#### Work to do
Where a line holds the string "الناس", return that line.

#### Given data

+---+

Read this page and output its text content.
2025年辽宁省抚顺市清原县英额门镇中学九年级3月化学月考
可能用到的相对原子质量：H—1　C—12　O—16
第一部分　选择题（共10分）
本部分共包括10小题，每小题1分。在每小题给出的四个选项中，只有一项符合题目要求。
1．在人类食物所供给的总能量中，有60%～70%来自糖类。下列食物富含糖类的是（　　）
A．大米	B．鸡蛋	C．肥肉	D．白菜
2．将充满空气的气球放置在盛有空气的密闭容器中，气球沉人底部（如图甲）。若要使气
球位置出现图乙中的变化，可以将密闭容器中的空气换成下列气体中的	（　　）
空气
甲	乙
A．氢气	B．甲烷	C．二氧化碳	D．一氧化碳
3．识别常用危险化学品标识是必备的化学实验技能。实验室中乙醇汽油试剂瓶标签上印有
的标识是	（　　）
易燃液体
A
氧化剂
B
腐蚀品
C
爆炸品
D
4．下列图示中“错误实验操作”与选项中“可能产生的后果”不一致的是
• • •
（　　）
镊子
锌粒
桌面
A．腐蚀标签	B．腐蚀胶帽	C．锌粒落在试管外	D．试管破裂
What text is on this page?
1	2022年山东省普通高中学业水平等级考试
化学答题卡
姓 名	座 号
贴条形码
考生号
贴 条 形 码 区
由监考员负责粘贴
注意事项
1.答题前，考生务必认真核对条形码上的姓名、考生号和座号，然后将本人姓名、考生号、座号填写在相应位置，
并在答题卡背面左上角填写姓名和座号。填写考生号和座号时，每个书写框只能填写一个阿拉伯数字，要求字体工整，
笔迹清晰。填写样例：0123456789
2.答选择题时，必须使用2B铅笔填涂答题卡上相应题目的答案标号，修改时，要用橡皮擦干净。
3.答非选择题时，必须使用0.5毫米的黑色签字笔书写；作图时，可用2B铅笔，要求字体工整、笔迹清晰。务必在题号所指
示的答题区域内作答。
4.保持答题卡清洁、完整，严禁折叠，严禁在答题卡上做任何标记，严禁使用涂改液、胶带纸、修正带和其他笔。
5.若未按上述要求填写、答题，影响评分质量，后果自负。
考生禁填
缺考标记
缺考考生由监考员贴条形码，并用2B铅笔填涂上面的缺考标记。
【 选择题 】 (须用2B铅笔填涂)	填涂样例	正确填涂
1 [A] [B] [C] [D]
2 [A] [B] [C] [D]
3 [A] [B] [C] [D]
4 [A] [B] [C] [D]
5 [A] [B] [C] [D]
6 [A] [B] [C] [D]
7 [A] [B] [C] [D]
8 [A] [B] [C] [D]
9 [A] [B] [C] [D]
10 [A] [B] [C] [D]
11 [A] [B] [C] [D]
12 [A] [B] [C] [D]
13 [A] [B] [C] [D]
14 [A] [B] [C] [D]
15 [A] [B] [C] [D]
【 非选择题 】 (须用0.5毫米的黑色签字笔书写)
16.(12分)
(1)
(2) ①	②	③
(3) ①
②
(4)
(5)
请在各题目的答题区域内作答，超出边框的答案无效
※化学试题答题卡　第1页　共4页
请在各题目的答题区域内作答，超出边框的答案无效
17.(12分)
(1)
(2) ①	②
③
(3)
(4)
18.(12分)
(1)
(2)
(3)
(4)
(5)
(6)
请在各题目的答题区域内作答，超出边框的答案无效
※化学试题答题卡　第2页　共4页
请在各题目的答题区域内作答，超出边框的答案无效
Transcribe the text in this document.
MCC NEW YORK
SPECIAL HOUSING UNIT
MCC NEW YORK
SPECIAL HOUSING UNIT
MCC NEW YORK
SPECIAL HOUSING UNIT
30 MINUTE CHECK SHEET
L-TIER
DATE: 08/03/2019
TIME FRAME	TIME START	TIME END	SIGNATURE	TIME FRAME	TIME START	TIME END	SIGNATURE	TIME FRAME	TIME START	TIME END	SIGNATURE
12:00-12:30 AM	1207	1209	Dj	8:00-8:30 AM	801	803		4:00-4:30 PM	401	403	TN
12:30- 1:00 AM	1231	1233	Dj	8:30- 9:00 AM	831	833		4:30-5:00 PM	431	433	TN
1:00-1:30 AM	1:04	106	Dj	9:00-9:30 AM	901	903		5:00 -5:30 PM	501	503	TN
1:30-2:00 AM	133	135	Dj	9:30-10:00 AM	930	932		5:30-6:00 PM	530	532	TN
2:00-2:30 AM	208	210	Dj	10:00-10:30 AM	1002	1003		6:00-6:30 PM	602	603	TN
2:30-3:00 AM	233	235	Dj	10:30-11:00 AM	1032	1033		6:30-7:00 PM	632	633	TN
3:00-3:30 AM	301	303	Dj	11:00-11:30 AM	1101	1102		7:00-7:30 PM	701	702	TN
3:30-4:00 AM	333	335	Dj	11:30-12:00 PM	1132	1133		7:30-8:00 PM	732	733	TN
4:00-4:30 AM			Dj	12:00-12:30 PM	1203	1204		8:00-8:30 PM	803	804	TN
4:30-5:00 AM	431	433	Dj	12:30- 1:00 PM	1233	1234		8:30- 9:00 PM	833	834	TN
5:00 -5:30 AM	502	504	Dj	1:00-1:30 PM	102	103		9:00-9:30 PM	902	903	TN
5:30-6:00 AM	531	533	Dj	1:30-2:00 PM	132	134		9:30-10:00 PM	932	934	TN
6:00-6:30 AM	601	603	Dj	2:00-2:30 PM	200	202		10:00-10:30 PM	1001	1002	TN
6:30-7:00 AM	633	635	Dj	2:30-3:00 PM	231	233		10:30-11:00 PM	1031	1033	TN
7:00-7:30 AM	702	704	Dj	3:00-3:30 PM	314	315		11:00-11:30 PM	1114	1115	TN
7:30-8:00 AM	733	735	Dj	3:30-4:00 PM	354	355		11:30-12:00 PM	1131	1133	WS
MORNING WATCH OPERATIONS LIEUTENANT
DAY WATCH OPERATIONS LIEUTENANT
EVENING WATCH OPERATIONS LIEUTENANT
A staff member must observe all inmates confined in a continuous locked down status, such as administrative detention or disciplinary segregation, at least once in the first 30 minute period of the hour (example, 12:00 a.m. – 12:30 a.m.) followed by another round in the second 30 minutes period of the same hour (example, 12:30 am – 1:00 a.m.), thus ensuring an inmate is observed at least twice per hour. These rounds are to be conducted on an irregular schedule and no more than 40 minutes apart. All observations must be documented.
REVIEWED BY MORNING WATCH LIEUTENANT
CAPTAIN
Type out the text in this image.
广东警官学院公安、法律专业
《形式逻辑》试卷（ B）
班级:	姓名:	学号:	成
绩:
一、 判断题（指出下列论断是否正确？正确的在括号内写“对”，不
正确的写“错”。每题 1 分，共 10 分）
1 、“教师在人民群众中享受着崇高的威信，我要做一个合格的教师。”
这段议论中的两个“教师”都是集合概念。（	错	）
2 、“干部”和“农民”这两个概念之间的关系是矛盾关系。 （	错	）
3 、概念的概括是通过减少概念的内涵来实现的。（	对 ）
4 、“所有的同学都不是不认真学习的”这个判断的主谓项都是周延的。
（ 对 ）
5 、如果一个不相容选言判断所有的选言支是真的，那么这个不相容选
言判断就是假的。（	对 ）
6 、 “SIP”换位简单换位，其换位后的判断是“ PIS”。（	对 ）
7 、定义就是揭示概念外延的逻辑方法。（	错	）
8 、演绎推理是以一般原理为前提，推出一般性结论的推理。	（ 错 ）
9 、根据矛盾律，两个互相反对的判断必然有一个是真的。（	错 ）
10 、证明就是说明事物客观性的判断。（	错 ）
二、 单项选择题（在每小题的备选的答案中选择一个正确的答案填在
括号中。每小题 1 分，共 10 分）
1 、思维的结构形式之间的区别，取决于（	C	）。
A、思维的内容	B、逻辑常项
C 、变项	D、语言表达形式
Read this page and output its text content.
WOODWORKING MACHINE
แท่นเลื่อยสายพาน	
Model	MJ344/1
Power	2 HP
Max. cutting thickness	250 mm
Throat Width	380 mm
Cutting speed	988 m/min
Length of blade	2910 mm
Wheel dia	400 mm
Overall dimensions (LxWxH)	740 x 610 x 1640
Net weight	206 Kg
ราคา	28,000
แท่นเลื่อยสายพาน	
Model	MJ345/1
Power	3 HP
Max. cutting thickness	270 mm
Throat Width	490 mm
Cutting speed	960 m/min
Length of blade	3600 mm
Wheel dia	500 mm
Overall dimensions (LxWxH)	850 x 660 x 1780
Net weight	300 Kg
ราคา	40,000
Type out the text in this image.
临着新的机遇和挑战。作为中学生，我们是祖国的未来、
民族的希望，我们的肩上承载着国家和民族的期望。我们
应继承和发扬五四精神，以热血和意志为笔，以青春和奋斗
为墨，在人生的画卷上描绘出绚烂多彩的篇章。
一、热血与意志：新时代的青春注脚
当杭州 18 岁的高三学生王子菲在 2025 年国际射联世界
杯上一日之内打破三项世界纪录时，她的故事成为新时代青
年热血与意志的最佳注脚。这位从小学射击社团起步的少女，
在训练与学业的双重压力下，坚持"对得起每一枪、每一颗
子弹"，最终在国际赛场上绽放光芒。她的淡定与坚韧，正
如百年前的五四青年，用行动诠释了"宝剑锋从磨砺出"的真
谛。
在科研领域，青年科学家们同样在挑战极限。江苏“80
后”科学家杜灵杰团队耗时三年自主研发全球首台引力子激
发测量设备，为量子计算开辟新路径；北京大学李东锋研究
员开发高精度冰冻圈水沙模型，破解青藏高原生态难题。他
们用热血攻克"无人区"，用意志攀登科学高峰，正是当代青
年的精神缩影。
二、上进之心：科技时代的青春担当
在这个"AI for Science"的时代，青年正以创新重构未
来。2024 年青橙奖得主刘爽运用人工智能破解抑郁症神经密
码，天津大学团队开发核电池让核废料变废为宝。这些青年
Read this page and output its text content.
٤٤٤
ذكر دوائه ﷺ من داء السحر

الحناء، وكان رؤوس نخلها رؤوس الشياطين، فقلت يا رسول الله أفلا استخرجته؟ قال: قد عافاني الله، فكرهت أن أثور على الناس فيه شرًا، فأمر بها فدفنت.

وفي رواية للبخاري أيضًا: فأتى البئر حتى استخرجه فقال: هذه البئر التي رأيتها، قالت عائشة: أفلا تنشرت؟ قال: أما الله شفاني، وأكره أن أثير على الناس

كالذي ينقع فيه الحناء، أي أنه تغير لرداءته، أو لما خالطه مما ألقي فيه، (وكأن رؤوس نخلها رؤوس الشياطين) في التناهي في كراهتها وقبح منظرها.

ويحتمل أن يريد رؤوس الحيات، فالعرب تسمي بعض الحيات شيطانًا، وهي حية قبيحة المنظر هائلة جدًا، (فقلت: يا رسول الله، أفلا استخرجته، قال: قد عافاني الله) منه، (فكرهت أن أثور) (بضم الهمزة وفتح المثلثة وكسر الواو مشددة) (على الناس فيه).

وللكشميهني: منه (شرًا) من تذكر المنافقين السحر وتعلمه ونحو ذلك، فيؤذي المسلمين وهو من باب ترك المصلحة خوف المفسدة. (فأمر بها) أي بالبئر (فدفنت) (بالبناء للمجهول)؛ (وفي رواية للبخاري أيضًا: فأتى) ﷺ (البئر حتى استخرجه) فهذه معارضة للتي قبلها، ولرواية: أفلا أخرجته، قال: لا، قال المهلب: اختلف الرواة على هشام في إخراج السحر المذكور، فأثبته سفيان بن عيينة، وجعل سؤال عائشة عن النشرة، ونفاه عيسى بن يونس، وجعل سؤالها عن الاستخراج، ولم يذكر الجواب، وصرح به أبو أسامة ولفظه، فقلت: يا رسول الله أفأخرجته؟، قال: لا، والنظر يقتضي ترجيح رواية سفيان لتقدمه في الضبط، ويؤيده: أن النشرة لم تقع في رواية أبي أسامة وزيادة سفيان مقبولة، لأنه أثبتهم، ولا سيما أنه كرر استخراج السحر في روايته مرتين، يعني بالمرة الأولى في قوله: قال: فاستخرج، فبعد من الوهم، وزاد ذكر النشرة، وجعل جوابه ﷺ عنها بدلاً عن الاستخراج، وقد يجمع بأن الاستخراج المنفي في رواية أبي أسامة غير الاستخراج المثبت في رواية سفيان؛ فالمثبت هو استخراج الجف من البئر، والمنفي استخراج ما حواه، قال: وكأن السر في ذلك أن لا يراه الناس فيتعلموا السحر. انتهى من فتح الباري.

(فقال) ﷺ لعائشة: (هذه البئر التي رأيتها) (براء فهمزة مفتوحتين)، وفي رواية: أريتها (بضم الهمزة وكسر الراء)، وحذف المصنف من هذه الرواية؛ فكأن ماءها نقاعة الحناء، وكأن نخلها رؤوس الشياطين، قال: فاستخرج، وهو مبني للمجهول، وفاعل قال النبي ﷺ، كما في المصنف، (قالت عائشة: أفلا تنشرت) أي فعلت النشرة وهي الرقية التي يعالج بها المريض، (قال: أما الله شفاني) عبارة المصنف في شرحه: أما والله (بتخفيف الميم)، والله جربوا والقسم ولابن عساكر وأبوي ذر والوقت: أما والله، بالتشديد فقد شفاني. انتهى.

+---+

#### Written solution
الحناء، وكان رؤوس نخلها رؤوس الشياطين، فقلت يا رسول الله أفلا استخرجته؟ قال: قد عافاني الله، فكرهت أن أثور على الناس فيه شرًا، فأمر بها فدفنت.
وفي رواية للبخاري أيضًا: فأتى البئر حتى استخرجه فقال: هذه البئر التي رأيتها، قالت عائشة: أفلا تنشرت؟ قال: أما الله شفاني، وأكره أن أثير على الناس
ويحتمل أن يريد رؤوس الحيات، فالعرب تسمي بعض الحيات شيطانًا، وهي حية قبيحة المنظر هائلة جدًا، (فقلت: يا رسول الله، أفلا استخرجته، قال: قد عافاني الله) منه، (فكرهت أن أثور) (بضم الهمزة وفتح المثلثة وكسر الواو مشددة) (على الناس فيه).
وللكشميهني: منه (شرًا) من تذكر المنافقين السحر وتعلمه ونحو ذلك، فيؤذي المسلمين وهو من باب ترك المصلحة خوف المفسدة. (فأمر بها) أي بالبئر (فدفنت) (بالبناء للمجهول)؛ (وفي رواية للبخاري أيضًا: فأتى) ﷺ (البئر حتى استخرجه) فهذه معارضة للتي قبلها، ولرواية: أفلا أخرجته، قال: لا، قال المهلب: اختلف الرواة على هشام في إخراج السحر المذكور، فأثبته سفيان بن عيينة، وجعل سؤال عائشة عن النشرة، ونفاه عيسى بن يونس، وجعل سؤالها عن الاستخراج، ولم يذكر الجواب، وصرح به أبو أسامة ولفظه، فقلت: يا رسول الله أفأخرجته؟، قال: لا، والنظر يقتضي ترجيح رواية سفيان لتقدمه في الضبط، ويؤيده: أن النشرة لم تقع في رواية أبي أسامة وزيادة سفيان مقبولة، لأنه أثبتهم، ولا سيما أنه كرر استخراج السحر في روايته مرتين، يعني بالمرة الأولى في قوله: قال: فاستخرج، فبعد من الوهم، وزاد ذكر النشرة، وجعل جوابه ﷺ عنها بدلاً عن الاستخراج، وقد يجمع بأن الاستخراج المنفي في رواية أبي أسامة غير الاستخراج المثبت في رواية سفيان؛ فالمثبت هو استخراج الجف من البئر، والمنفي استخراج ما حواه، قال: وكأن السر في ذلك أن لا يراه الناس فيتعلموا السحر. انتهى من فتح الباري.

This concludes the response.